OBJECTIVE:
Copy out each line in the material below that has the word "subtitle".

(Stored entries)
:::::
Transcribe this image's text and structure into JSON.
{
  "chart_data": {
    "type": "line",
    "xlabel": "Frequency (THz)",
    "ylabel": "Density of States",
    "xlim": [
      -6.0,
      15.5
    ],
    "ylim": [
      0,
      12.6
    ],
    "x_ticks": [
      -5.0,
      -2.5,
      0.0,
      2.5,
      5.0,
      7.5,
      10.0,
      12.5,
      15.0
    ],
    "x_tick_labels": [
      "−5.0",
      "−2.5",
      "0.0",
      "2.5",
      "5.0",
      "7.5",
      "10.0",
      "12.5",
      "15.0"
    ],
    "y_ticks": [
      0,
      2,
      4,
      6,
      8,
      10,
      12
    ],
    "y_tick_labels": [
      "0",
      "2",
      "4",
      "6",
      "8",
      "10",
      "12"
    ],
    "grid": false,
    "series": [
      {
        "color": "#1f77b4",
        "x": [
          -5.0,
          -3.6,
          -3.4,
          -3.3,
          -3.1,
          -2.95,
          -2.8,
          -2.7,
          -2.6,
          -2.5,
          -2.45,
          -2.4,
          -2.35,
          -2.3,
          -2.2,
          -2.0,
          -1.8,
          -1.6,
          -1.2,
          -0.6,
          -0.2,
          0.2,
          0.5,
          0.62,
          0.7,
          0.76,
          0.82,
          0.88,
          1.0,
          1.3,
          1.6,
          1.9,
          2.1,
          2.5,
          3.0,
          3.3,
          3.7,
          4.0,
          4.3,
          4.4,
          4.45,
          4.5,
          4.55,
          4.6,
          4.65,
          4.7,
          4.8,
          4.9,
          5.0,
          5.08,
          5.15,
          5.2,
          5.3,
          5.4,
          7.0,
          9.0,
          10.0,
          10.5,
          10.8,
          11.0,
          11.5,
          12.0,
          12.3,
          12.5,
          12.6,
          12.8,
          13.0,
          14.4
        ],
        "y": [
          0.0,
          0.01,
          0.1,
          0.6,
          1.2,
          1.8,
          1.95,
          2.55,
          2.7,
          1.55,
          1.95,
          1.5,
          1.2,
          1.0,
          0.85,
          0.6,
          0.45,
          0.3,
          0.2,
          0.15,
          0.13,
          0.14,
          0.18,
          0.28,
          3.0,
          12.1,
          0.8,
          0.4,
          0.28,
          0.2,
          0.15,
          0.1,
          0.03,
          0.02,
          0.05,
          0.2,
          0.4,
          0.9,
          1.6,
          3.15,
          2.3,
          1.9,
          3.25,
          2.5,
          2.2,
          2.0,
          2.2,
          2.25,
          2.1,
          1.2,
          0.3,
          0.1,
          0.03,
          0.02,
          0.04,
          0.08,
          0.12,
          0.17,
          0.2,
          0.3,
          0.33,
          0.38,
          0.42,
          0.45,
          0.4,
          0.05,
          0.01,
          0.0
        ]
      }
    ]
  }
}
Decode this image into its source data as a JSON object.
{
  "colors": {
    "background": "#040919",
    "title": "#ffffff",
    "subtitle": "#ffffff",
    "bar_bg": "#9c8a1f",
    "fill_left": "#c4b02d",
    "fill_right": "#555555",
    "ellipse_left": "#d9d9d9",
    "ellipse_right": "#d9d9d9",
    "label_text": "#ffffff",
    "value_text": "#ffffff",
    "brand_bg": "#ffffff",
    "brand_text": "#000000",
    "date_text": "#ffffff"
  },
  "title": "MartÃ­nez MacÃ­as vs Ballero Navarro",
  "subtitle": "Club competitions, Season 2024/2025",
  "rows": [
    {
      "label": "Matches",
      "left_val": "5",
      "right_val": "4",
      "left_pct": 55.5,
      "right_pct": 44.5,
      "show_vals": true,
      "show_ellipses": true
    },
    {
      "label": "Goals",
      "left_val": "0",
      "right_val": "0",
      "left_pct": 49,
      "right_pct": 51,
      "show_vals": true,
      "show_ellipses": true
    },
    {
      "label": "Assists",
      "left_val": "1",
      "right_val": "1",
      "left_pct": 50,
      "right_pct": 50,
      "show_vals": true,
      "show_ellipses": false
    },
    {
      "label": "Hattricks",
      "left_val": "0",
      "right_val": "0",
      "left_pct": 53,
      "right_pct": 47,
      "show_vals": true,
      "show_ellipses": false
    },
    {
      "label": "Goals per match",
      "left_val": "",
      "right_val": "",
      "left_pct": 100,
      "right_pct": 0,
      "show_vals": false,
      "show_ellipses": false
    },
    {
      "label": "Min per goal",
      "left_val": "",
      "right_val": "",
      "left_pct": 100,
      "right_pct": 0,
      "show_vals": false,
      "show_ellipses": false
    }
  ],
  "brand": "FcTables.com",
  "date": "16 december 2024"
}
:::::
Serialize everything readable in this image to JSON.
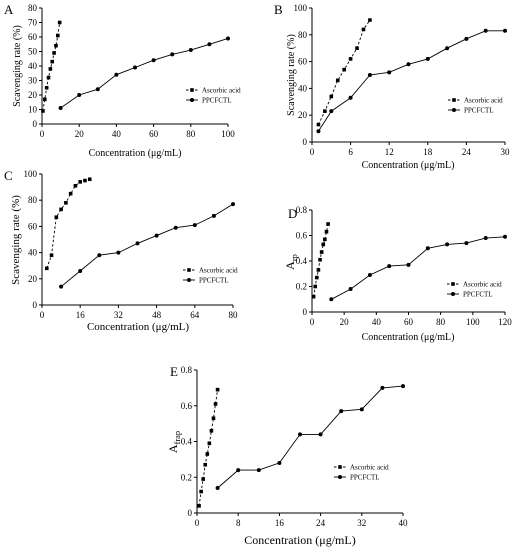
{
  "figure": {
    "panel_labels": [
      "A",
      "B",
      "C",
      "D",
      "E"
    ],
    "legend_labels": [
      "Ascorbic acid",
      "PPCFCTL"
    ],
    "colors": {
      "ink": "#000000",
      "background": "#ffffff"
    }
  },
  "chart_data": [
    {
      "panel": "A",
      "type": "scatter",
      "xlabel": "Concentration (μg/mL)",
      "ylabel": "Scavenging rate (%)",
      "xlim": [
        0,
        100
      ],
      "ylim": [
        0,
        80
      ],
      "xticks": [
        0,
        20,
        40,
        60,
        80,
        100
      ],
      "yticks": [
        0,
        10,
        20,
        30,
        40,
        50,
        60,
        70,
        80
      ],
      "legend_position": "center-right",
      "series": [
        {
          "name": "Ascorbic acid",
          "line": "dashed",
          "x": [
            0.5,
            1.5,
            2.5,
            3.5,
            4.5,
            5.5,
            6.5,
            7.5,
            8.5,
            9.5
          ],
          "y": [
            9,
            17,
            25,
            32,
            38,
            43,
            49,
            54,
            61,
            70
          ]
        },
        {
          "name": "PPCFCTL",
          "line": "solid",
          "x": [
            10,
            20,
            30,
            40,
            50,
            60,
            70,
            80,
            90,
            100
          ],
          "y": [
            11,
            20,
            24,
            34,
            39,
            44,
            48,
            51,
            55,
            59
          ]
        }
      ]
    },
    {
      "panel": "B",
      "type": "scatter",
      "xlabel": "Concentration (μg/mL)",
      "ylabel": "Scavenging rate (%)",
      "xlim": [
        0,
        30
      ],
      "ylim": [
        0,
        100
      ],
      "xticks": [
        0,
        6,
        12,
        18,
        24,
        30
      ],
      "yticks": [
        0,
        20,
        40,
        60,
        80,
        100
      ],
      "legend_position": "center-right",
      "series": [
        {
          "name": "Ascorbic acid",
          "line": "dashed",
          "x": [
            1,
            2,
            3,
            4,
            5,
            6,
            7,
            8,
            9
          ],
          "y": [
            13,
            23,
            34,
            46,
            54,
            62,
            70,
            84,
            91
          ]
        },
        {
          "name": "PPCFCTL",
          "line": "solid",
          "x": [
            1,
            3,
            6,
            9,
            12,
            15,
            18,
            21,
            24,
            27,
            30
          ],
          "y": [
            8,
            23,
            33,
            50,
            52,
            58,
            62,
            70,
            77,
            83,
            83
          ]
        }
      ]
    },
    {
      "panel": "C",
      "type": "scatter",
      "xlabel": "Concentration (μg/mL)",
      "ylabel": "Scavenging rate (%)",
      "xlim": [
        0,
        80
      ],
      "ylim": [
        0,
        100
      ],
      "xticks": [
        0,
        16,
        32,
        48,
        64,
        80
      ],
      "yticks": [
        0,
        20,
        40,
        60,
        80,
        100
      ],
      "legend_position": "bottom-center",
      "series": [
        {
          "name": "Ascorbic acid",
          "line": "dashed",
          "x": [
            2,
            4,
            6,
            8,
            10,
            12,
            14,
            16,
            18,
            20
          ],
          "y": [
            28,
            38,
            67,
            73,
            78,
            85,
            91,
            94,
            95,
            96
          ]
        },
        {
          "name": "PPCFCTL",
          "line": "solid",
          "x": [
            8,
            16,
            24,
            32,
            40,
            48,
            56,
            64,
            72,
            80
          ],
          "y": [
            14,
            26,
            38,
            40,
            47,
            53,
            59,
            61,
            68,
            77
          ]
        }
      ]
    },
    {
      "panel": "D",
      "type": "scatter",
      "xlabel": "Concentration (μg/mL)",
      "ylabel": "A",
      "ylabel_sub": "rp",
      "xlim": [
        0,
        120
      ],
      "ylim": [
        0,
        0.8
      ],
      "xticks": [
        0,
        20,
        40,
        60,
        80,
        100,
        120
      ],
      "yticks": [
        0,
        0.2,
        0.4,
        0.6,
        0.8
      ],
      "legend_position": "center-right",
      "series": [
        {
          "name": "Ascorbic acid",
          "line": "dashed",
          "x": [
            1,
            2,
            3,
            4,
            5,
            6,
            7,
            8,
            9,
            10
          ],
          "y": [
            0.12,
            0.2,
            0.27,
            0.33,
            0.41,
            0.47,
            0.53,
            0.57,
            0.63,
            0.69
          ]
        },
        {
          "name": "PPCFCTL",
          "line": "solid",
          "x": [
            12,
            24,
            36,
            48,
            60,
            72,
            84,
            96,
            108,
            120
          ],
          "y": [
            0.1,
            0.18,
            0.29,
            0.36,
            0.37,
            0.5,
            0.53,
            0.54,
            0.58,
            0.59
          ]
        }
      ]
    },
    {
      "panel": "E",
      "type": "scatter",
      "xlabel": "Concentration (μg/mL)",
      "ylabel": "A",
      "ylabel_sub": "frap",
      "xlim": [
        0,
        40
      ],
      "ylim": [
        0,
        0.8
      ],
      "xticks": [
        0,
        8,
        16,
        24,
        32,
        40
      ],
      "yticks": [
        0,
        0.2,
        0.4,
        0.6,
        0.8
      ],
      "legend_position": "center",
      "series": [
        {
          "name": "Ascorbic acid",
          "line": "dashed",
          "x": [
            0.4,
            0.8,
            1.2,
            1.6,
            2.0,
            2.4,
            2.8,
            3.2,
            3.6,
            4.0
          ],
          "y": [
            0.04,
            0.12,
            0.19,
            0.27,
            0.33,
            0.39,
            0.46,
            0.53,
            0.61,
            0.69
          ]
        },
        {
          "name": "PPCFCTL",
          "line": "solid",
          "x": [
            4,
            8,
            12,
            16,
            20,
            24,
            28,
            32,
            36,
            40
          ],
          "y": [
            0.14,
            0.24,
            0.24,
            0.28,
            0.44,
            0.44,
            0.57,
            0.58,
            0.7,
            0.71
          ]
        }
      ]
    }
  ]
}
:::::
RESULT FOR THIS TASK:
    "subtitle": "#ffffff",
  "subtitle": "Club competitions, Season 2024/2025",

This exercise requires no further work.